#### Material supplied

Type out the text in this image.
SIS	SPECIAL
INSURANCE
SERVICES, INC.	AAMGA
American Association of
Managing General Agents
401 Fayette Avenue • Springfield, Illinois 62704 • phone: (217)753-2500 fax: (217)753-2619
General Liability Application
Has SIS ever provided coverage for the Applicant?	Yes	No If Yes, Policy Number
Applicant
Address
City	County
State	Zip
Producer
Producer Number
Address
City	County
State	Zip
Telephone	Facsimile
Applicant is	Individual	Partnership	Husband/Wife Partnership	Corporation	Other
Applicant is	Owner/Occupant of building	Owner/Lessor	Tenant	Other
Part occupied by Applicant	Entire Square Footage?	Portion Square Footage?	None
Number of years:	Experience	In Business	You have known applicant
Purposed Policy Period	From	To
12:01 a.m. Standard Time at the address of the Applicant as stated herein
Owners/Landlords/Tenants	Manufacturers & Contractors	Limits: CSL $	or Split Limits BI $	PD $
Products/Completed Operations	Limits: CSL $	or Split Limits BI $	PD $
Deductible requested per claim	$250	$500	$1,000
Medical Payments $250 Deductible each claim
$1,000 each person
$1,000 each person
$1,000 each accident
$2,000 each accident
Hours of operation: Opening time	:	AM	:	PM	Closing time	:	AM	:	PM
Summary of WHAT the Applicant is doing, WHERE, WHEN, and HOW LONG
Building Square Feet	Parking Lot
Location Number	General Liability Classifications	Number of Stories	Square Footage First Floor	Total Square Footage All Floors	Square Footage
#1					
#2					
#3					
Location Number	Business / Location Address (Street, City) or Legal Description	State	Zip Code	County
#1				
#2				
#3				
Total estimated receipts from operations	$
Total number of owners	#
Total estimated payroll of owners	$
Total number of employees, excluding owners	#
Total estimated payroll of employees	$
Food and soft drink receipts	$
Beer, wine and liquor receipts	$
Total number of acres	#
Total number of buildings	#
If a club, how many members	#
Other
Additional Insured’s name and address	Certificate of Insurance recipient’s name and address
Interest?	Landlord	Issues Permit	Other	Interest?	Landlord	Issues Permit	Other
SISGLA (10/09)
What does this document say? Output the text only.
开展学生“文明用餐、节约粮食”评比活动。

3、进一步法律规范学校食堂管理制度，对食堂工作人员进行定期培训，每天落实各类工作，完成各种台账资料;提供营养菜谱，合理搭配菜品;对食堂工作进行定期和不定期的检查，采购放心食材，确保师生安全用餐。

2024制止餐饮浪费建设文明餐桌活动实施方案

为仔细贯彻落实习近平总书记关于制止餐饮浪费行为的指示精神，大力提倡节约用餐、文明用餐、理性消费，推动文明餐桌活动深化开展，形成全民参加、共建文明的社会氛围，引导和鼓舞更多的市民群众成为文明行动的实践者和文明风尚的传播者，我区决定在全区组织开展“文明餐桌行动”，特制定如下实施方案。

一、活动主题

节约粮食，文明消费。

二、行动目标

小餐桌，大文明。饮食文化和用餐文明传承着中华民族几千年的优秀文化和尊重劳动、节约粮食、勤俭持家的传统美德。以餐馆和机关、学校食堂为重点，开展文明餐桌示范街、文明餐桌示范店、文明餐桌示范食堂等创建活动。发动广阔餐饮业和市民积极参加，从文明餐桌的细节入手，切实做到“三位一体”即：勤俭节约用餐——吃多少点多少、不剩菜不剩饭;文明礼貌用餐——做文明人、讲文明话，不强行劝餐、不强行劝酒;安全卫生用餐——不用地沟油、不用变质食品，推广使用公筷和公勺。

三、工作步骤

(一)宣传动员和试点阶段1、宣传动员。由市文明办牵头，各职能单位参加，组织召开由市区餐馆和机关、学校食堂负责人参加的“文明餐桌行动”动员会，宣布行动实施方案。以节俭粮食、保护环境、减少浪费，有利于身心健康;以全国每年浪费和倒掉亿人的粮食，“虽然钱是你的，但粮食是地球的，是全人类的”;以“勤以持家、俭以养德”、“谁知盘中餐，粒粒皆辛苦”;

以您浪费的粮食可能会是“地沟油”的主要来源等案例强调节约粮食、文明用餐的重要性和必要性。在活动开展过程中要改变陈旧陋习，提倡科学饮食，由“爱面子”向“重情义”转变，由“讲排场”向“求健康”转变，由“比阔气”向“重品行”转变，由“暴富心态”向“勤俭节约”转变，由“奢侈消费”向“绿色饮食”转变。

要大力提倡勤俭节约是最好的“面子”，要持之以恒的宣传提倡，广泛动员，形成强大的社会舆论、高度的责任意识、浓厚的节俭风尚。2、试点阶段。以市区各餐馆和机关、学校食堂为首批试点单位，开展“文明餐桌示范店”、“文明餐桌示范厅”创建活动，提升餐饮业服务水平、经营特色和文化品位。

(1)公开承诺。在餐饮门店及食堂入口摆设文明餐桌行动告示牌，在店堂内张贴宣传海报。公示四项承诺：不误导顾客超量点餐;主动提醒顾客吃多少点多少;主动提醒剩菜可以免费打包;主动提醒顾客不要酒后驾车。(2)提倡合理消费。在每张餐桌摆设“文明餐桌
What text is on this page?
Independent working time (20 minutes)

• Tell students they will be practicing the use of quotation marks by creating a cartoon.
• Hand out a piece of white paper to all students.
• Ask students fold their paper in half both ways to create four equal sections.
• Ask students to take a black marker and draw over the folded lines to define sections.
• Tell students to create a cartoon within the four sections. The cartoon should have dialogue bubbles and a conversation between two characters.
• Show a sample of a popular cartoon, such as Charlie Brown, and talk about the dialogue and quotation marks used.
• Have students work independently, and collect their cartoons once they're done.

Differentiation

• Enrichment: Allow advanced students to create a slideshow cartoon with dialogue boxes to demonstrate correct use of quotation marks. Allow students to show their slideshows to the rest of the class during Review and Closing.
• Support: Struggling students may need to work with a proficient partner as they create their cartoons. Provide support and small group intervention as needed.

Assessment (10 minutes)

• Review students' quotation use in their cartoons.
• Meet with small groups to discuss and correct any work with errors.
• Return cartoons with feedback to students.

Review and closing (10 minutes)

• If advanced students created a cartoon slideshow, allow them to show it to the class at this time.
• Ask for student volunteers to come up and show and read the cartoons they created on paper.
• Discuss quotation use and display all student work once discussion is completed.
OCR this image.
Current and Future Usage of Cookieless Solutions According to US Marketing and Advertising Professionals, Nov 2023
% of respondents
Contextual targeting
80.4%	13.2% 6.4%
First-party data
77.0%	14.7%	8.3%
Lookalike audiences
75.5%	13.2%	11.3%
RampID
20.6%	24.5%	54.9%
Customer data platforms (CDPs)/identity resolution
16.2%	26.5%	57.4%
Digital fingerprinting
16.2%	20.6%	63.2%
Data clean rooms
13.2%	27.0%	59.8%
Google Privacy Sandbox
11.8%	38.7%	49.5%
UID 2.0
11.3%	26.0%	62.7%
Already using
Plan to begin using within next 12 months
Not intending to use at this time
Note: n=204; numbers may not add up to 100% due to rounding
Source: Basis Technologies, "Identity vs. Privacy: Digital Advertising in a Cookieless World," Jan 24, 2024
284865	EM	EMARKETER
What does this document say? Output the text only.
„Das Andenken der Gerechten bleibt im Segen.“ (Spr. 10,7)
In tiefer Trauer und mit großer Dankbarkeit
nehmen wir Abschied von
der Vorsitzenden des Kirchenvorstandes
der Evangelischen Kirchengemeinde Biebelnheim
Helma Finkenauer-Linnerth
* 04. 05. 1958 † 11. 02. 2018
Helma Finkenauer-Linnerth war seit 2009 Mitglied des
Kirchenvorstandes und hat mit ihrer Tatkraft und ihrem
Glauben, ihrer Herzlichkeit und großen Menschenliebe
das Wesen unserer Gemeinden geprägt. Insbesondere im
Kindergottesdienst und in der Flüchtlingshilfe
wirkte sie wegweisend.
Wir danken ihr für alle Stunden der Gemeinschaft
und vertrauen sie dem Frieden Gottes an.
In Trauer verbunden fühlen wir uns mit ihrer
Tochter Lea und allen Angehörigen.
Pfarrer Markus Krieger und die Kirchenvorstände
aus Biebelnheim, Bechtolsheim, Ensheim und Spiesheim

########

◆ What is expected ◆
How many lines of these entries hold the string "Advertising"? Answer with the number alone.

◆ Expected output ◆
2